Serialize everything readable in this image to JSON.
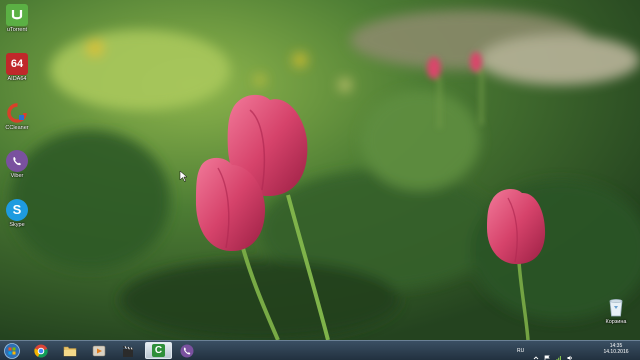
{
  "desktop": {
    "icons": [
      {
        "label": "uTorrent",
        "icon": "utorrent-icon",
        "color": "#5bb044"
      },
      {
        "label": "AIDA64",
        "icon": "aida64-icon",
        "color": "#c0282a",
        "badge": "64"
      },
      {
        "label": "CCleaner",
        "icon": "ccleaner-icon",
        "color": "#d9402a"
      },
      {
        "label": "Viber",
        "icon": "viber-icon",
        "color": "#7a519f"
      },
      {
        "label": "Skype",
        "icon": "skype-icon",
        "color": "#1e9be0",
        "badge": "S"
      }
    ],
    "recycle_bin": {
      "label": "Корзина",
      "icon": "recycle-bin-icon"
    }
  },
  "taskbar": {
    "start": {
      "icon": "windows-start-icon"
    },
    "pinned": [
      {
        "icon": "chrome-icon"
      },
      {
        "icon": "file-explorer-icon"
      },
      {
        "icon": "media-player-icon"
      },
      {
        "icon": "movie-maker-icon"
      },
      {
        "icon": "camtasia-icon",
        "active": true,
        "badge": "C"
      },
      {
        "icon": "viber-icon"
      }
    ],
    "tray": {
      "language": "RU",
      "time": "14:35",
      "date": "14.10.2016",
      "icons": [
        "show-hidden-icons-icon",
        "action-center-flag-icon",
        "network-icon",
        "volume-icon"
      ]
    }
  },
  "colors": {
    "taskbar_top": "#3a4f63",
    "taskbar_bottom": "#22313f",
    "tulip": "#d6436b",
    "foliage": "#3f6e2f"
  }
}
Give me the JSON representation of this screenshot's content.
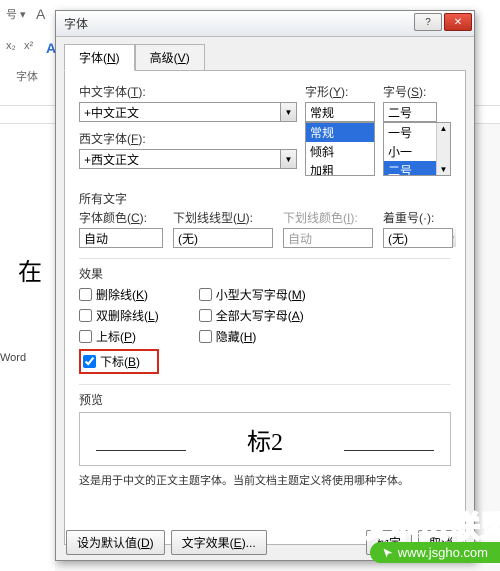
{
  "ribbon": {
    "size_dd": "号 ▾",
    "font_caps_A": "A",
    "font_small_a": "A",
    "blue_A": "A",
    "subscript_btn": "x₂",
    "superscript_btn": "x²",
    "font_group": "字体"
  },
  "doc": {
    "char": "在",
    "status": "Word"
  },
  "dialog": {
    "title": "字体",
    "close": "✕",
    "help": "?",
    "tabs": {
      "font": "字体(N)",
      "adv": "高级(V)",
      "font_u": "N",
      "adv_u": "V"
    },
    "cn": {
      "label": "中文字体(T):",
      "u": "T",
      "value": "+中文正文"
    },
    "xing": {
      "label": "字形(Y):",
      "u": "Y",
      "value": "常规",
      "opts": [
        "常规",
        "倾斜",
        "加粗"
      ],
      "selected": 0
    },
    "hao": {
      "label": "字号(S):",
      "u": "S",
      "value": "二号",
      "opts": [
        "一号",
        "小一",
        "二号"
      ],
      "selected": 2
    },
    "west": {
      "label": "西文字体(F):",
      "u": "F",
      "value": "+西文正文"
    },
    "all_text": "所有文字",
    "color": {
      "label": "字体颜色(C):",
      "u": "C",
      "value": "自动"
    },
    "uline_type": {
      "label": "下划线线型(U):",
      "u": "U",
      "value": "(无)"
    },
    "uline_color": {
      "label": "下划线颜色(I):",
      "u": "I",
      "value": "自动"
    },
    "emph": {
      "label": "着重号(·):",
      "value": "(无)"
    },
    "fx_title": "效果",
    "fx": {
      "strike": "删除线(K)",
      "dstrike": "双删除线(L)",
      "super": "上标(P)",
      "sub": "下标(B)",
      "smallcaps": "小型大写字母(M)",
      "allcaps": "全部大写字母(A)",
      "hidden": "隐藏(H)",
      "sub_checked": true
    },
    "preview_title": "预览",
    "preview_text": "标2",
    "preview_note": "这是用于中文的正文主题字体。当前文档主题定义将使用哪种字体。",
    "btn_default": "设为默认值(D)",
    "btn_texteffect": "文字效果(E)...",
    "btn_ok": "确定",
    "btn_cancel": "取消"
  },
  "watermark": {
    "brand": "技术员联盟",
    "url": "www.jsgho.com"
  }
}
☆ ☆ ☆
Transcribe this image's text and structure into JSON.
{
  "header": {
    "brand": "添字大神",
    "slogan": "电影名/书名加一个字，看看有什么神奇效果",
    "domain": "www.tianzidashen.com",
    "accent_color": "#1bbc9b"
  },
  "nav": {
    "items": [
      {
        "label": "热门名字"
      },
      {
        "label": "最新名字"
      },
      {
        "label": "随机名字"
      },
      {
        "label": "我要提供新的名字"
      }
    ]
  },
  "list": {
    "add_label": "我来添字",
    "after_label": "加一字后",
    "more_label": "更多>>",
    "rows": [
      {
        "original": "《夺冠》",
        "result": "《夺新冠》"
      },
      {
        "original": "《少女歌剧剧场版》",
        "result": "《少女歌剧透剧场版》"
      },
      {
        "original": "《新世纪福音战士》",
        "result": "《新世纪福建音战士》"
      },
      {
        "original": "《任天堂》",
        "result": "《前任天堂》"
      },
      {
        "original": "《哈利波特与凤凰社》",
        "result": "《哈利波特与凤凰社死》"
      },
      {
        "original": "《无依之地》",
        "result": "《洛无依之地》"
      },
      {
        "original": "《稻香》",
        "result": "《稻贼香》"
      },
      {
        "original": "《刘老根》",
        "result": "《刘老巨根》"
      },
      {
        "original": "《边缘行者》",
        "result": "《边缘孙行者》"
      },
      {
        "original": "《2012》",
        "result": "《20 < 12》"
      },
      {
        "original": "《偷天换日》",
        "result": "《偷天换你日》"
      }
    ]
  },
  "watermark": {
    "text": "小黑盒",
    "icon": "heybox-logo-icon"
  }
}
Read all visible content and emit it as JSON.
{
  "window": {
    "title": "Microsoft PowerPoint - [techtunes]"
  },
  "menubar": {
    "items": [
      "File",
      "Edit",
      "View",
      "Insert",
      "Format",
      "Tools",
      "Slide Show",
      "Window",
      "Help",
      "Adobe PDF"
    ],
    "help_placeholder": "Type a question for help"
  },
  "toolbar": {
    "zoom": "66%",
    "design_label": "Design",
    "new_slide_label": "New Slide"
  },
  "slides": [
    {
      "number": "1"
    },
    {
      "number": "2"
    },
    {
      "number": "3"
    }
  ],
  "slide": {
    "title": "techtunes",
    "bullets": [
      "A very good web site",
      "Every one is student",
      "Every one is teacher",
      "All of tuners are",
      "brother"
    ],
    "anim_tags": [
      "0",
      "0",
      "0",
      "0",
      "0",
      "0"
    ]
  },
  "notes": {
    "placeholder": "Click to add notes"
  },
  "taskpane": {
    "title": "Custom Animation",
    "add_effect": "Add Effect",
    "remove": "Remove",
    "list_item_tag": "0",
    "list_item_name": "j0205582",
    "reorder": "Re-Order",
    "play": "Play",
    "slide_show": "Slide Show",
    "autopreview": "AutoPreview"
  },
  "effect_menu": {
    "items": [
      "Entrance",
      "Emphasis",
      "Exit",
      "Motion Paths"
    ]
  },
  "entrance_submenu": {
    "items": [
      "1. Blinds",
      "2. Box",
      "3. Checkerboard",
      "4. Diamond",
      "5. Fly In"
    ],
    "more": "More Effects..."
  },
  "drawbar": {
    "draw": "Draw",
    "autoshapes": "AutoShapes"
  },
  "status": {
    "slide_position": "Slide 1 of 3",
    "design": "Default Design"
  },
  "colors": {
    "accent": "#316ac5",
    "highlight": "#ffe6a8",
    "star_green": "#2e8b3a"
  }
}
☆ ☆ ☆
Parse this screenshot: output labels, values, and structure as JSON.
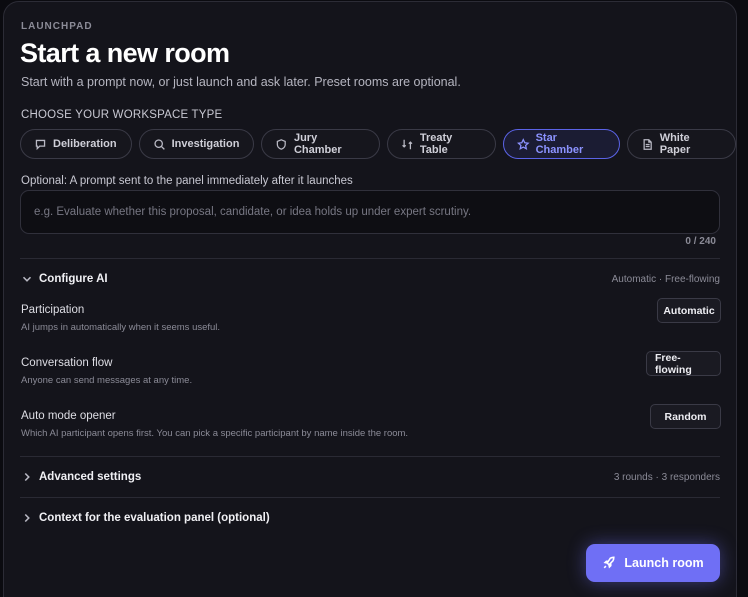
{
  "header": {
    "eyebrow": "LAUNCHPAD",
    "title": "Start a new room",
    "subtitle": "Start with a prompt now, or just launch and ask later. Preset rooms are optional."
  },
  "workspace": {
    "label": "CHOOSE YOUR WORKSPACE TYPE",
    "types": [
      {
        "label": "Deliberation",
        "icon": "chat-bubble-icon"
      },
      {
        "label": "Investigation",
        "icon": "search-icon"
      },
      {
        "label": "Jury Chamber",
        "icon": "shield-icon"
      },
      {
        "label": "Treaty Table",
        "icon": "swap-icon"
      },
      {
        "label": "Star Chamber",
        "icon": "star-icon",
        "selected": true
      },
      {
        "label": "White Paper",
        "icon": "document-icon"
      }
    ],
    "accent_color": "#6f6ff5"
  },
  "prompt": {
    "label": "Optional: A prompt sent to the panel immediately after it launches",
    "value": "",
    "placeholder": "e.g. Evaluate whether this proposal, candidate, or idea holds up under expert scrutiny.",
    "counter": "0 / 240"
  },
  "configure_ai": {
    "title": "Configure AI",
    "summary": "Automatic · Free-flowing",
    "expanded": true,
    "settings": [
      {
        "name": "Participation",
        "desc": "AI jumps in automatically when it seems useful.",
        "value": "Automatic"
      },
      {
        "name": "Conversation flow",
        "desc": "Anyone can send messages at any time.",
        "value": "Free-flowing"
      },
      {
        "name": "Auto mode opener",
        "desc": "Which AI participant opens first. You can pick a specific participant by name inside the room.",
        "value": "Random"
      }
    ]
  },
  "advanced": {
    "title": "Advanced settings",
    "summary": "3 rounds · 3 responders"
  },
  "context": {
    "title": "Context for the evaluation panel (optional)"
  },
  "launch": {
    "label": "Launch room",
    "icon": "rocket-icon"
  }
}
☆ ☆ ☆
## Given task
Within the data above, pick out all lines holding the word "selected".

## Exercise answer
      "selected": 0
      "selected": 2
        "selected": true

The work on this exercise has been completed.